### PAGE
— begin —

There are some positive, if modest, examples of local government initiatives to address this particular problem. In Birmingham, for example, the city council has set a limit of no more than 10% of any shopping area consisting of fast-food outlets. To me that still seems a remarkably high threshold, but since that ceiling was introduced in 2012, the council has rejected 60% of all fast-food outlet applications in the city. Other Councils should follow suit.

We also need to take a long hard look at the food we are feeding to our children. One in three British children leaving primary school is now obese. Each day we feed our child junk food we help to build up a massive problem both for them and for our future health services.

Thanks to the inspiring campaign by celebrity chef Jamie Oliver, standards of school meals have improved, but many schools are scraping along the bottom, only just achieving the basic standards set in the new regulations introduced in 2015. Then there is the problem of children exposed to a largely junk food diet during school holidays. Some Councils, such as the London Borough of Greenwich have teamed up with local charities to provide children with healthy lunches during the school holidays. Again, with imagination and funding, similar initiatives across the country could make a positive difference.

But all of these are compensating for the biggest. most fundamental gap in preventative care: education of children and their parents.

Unless and until we understand the long-term implications of bad diet, and junk food in particular, we will continue to condemn ourselves and our children to avoidable health problems and continue to put huge unnecessary pressure on our precious health service.

On to the recipe.

Fast food need not be mean unhealthy food, and this recipe is a good example.

This simple but delicious and nutritious dish has just five ingredients and is ready in under ten minutes. It is great as a side dish, but can also make a tasty meal in itself, served in combination with rice noodles or plain jasmine rice.

stir fried broccoli with sesame and garlic



Ingredients

500 g sprouting broccoli, trimmed
4 cloves garlic, thinly sliced
2 tbsp toasted sesame oil
1 tbsp gluten-free soy sauce
1 tbsp lightly toasted sesame seeds

Method

1. Heat a wok over a high heat. When it is hot, add the oil. As soon as the oil begins to shimmer add the broccoli. Stir vigorously for 5 minutes, by which time it will have started to wilt and colour.

2. Add the sliced garlic and continue to stir fry vigorously for a further two minutes or until the broccoli is just tender, making sure the garlic does not burn. Remove the wok from the heat. Add and stir in the soy sauce.

3. Serve immediately, sprinkled with the toasted sesame seeds.

— end —

Dataset items:
— begin —

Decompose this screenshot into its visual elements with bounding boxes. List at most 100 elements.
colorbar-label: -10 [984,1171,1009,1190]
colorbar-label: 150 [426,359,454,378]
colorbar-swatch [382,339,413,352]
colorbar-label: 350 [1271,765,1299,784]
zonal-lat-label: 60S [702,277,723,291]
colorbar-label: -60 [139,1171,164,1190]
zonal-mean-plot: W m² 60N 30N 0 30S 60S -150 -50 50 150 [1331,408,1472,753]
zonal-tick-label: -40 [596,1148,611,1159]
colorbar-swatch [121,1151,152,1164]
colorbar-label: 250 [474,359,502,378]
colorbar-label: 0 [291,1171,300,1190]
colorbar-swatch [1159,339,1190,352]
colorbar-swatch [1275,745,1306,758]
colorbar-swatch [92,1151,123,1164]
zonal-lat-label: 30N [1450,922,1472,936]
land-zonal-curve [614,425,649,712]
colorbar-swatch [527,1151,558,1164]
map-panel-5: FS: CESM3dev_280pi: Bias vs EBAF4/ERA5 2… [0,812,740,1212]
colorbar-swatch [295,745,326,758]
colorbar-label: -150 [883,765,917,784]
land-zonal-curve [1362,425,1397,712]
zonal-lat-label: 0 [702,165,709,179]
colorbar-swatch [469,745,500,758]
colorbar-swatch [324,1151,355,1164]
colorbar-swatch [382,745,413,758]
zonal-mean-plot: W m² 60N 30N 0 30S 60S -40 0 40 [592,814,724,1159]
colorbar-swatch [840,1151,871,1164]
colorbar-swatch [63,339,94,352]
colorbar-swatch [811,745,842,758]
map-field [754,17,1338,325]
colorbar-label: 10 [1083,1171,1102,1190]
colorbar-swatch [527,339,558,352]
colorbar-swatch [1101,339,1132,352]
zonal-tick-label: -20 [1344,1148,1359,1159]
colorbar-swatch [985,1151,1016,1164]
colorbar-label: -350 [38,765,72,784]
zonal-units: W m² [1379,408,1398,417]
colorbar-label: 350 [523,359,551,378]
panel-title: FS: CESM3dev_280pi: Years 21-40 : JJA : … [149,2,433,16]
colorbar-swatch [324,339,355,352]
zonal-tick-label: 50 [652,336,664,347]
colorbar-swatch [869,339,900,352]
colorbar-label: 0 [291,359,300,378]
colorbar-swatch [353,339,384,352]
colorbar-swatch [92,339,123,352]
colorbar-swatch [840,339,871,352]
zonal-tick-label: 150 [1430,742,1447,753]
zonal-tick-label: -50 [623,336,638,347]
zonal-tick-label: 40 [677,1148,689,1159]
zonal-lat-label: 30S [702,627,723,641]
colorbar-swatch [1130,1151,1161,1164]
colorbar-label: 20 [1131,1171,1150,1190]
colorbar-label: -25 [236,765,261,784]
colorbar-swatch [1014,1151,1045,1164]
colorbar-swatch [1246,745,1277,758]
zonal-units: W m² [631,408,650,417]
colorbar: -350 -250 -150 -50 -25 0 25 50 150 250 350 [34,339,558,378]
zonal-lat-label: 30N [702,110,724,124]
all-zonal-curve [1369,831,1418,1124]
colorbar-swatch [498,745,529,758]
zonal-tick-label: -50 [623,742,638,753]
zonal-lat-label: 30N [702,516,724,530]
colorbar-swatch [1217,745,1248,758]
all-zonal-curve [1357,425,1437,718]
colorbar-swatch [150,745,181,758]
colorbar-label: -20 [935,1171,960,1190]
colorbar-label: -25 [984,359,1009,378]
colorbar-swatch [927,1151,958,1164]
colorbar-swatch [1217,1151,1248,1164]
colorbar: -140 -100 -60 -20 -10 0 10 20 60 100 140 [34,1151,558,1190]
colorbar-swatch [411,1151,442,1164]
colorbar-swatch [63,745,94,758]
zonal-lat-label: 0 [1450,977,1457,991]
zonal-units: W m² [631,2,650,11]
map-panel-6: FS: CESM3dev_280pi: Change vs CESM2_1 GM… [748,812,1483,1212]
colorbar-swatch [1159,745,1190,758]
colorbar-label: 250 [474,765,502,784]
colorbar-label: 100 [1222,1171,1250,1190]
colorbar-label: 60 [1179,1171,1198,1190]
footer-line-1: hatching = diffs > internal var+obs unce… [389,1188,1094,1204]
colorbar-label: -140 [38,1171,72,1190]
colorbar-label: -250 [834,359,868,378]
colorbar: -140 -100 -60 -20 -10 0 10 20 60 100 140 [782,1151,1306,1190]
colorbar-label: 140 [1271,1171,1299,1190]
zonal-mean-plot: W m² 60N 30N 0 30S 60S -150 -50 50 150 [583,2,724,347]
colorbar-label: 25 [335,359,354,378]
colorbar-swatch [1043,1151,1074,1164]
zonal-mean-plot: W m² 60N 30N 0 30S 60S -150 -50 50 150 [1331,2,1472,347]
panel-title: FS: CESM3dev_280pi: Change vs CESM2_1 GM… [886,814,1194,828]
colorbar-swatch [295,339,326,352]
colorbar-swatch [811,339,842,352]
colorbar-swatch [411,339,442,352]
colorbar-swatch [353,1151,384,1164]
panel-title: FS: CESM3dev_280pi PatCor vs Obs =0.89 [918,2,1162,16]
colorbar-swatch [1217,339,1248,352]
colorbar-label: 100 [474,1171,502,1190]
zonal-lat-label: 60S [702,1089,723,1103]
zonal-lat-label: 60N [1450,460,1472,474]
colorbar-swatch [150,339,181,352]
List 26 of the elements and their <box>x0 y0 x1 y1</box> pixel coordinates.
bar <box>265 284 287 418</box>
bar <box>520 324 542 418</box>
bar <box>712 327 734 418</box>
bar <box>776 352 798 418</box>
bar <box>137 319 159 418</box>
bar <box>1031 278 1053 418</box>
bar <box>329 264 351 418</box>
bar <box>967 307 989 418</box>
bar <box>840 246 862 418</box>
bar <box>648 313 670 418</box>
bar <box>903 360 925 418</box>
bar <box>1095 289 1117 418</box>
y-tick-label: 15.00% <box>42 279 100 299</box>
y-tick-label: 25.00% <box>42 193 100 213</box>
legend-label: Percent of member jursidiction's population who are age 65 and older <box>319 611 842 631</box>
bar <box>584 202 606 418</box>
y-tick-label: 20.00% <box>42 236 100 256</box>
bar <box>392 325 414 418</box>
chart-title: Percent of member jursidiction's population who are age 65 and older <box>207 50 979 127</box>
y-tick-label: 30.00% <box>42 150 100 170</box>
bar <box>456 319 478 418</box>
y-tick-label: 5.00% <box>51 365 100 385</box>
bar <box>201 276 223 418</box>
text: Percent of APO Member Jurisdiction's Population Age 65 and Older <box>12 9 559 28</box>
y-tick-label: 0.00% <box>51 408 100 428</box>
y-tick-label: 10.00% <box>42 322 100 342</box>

— end —

### AIM A
Set down the words of the article from "Thanks to the" up to and including "a positive difference.", with no changes.
### AIM B
Answer these questions using the article:
(i) What limit has Birmingham city council set on fast-food outlets in any shopping area?
(ii) What share of British children leaving primary school is now obese?
(iii) How many ingredients does the stir-fried broccoli dish have?
The lines play no part in what you are asked to do.

### FULL SOLUTION A
Thanks to the inspiring campaign by celebrity chef Jamie Oliver, standards of school meals have improved, but many schools are scraping along the bottom, only just achieving the basic standards set in the new regulations introduced in 2015. Then there is the problem of children exposed to a largely junk food diet during school holidays. Some Councils, such as the London Borough of Greenwich have teamed up with local charities to provide children with healthy lunches during the school holidays. Again, with imagination and funding, similar initiatives across the country could make a positive difference.

### FULL SOLUTION B
(i) No more than 10% of any shopping area may consist of fast-food outlets.
(ii) One in three.
(iii) Five.